(TASK REQUIREMENTS): Gather, from the data below, each line in which the word "Recruitment" occurs.

[Extracted records]
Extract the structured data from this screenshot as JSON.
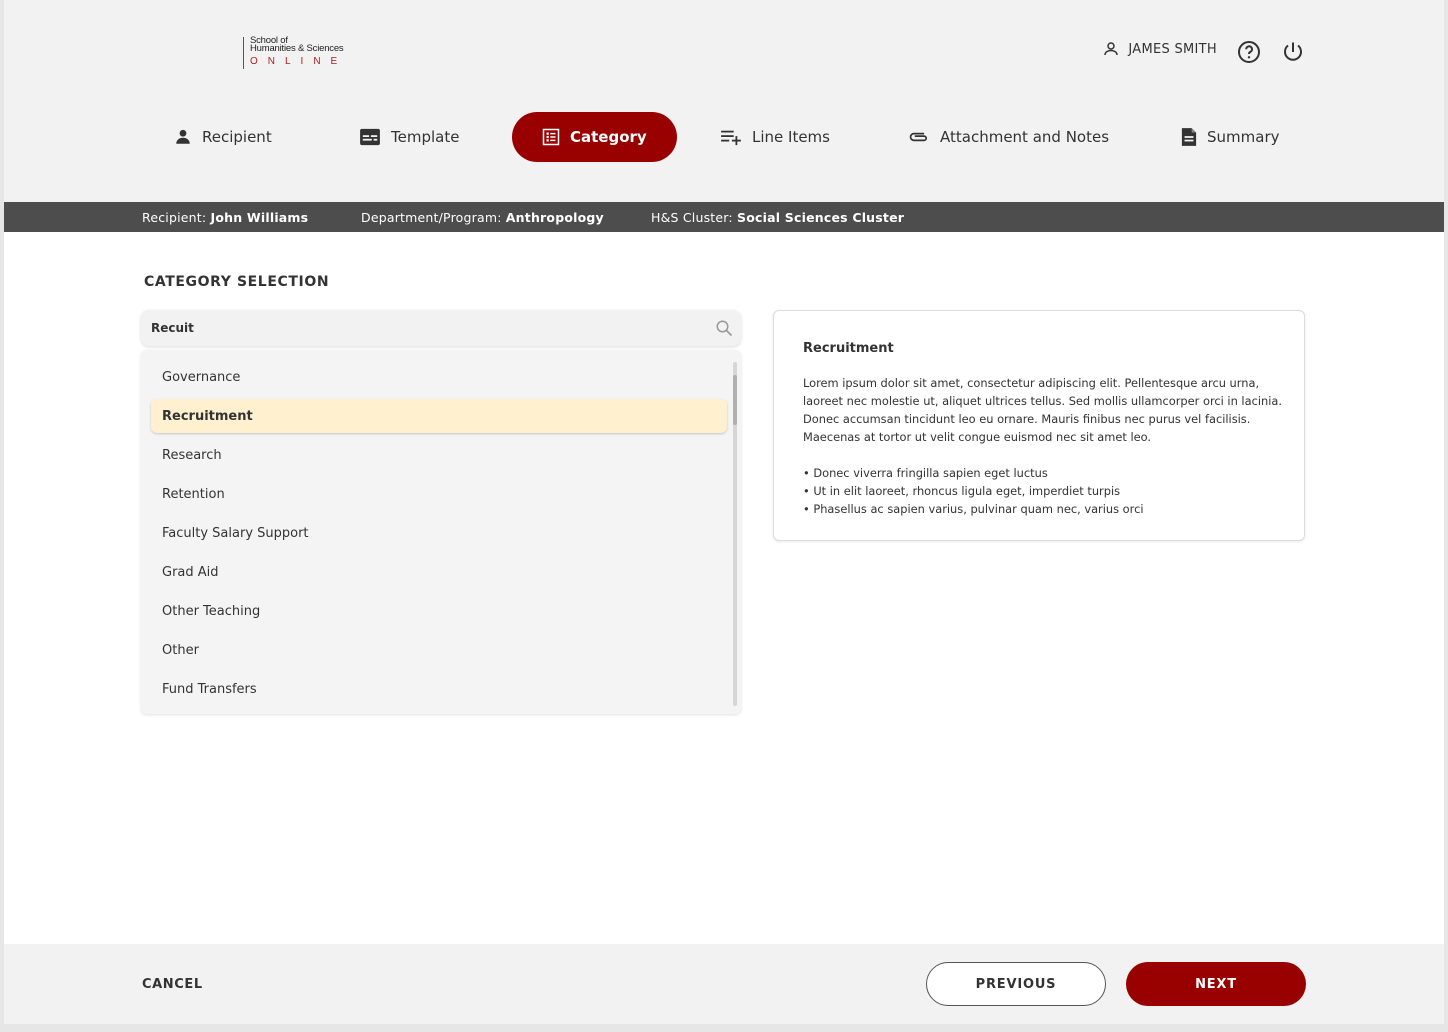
{
  "logo": {
    "line1": "School of",
    "line2": "Humanities & Sciences",
    "line3": "ONLINE"
  },
  "user": {
    "name": "JAMES SMITH",
    "icon": "user-icon"
  },
  "header_icons": [
    "help-icon",
    "power-icon"
  ],
  "steps": [
    {
      "label": "Recipient",
      "icon": "person-icon",
      "active": false
    },
    {
      "label": "Template",
      "icon": "template-icon",
      "active": false
    },
    {
      "label": "Category",
      "icon": "category-list-icon",
      "active": true
    },
    {
      "label": "Line Items",
      "icon": "playlist-add-icon",
      "active": false
    },
    {
      "label": "Attachment and Notes",
      "icon": "paperclip-icon",
      "active": false
    },
    {
      "label": "Summary",
      "icon": "document-icon",
      "active": false
    }
  ],
  "infobar": {
    "recipient_label": "Recipient:",
    "recipient_value": "John Williams",
    "department_label": "Department/Program:",
    "department_value": "Anthropology",
    "cluster_label": "H&S Cluster:",
    "cluster_value": "Social Sciences Cluster"
  },
  "main": {
    "section_title": "CATEGORY SELECTION",
    "search_value": "Recuit",
    "categories": [
      {
        "label": "Governance",
        "selected": false
      },
      {
        "label": "Recruitment",
        "selected": true
      },
      {
        "label": "Research",
        "selected": false
      },
      {
        "label": "Retention",
        "selected": false
      },
      {
        "label": "Faculty Salary Support",
        "selected": false
      },
      {
        "label": "Grad Aid",
        "selected": false
      },
      {
        "label": "Other Teaching",
        "selected": false
      },
      {
        "label": "Other",
        "selected": false
      },
      {
        "label": "Fund Transfers",
        "selected": false
      }
    ],
    "description": {
      "title": "Recruitment",
      "body": "Lorem ipsum dolor sit amet, consectetur adipiscing elit. Pellentesque arcu urna, laoreet nec molestie ut, aliquet ultrices tellus. Sed mollis ullamcorper orci in lacinia. Donec accumsan tincidunt leo eu ornare. Mauris finibus nec purus vel facilisis. Maecenas at tortor ut velit congue euismod nec sit amet leo.",
      "bullets": [
        "• Donec viverra fringilla sapien eget luctus",
        "• Ut in elit laoreet, rhoncus ligula eget, imperdiet turpis",
        "• Phasellus ac sapien varius, pulvinar quam nec, varius orci"
      ]
    }
  },
  "footer": {
    "cancel_label": "CANCEL",
    "previous_label": "PREVIOUS",
    "next_label": "NEXT"
  },
  "colors": {
    "accent": "#990000",
    "selected_bg": "#fff1d0",
    "infobar_bg": "#4d4d4d",
    "logo_red": "#b01c1c"
  }
}
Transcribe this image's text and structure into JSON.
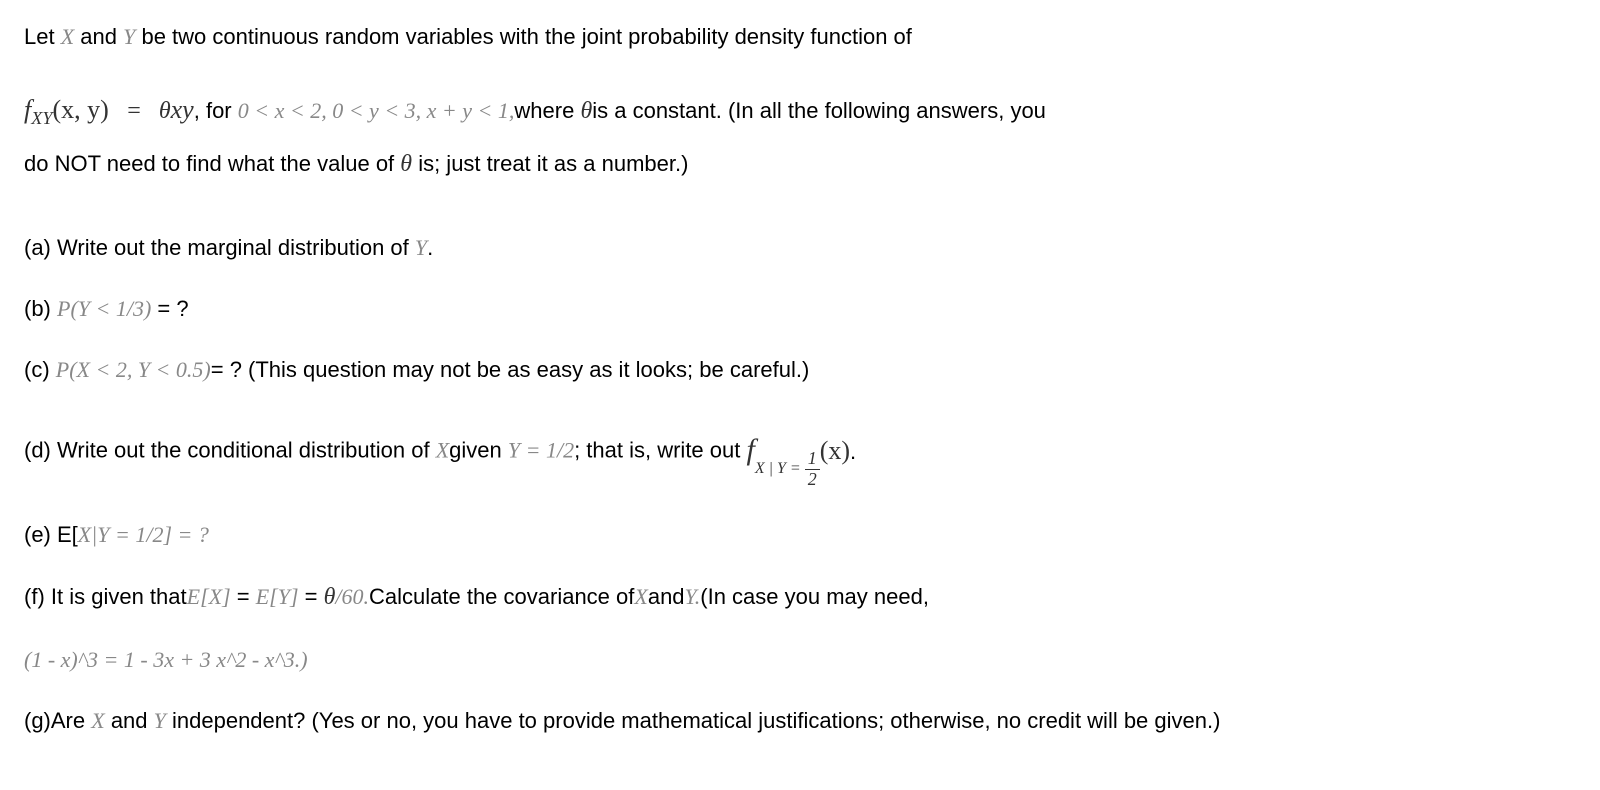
{
  "intro": {
    "part1": "Let ",
    "X": "X",
    "and": " and ",
    "Y": "Y",
    "part2": " be two continuous random variables with the joint probability density function of",
    "fxy": "f",
    "fxy_sub": "XY",
    "fxy_args": "(x, y)",
    "equals": " = ",
    "theta": "θ",
    "xy": "xy",
    "for": ", for ",
    "domain": "0 < x < 2, 0 < y < 3, x + y < 1,",
    "where": "where ",
    "theta2": "θ",
    "constant": "is a constant. (In all the following answers, you",
    "part3": "do NOT need to find what the value of ",
    "theta3": "θ",
    "part4": " is; just treat it as a number.)"
  },
  "a": {
    "label": "(a) Write out the marginal distribution of ",
    "Y": "Y",
    "period": "."
  },
  "b": {
    "label": "(b) ",
    "expr": "P(Y < 1/3)",
    "eq": " = ?"
  },
  "c": {
    "label": "(c) ",
    "expr": "P(X < 2, Y < 0.5)",
    "eq": "= ? (This question may not be as easy as it looks; be careful.)"
  },
  "d": {
    "label": "(d) Write out the conditional distribution of ",
    "X": "X",
    "given": "given ",
    "Yeq": "Y = 1/2",
    "semicolon": "; that is, write out ",
    "f": "f",
    "sub_left": "X | Y = ",
    "frac_num": "1",
    "frac_den": "2",
    "args": "(x)",
    "period": "."
  },
  "e": {
    "label": "(e) E[",
    "expr": "X|Y = 1/2]",
    "eq": " = ?"
  },
  "f": {
    "label": "(f) It is given that",
    "ex": "E[X]",
    "eq1": " = ",
    "ey": "E[Y]",
    "eq2": " = ",
    "theta": "θ",
    "over60": "/60.",
    "rest": "Calculate the covariance of",
    "X": "X",
    "and": "and",
    "Y": "Y.",
    "hint_open": "(In case you may need,",
    "hint": "(1 - x)^3 = 1 - 3x + 3 x^2 - x^3.)"
  },
  "g": {
    "label": "(g)Are ",
    "X": "X",
    "and": " and ",
    "Y": "Y",
    "rest": " independent? (Yes or no, you have to provide mathematical justifications; otherwise, no credit will be given.)"
  }
}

(TASK OUTPUT):
        "label": "Recruitment",
      "title": "Recruitment",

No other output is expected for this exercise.